**STATED TASK**
Review the lines that follow and copy each one that contains the word "réussir".

**Data items**
# # # # #

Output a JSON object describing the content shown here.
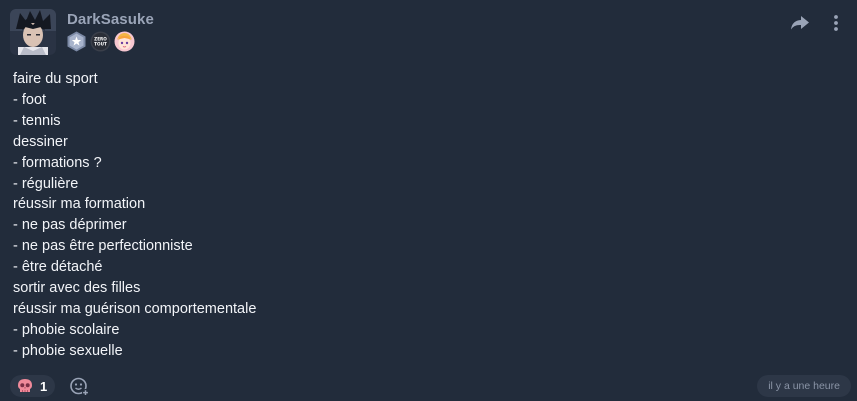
{
  "post": {
    "author": "DarkSasuke",
    "badges": [
      {
        "icon": "star-badge-icon"
      },
      {
        "icon": "zero-tout-badge-icon",
        "label": "ZERO TOUT"
      },
      {
        "icon": "anime-avatar-badge-icon"
      }
    ],
    "lines": [
      "faire du sport",
      "- foot",
      "- tennis",
      "dessiner",
      "- formations ?",
      "- régulière",
      "réussir ma formation",
      "- ne pas déprimer",
      "- ne pas être perfectionniste",
      "- être détaché",
      "sortir avec des filles",
      "réussir ma guérison comportementale",
      "- phobie scolaire",
      "- phobie sexuelle"
    ],
    "reaction": {
      "icon": "skull-emoji-icon",
      "count": "1"
    },
    "timestamp": "il y a une heure"
  },
  "colors": {
    "background": "#222c3b",
    "author": "#9aa4b7",
    "pill": "#2d3747",
    "muted": "#8a94a6"
  }
}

# # # # #

**RESPONSE TO THE EXERCISE**
      "réussir ma formation",
      "réussir ma guérison comportementale",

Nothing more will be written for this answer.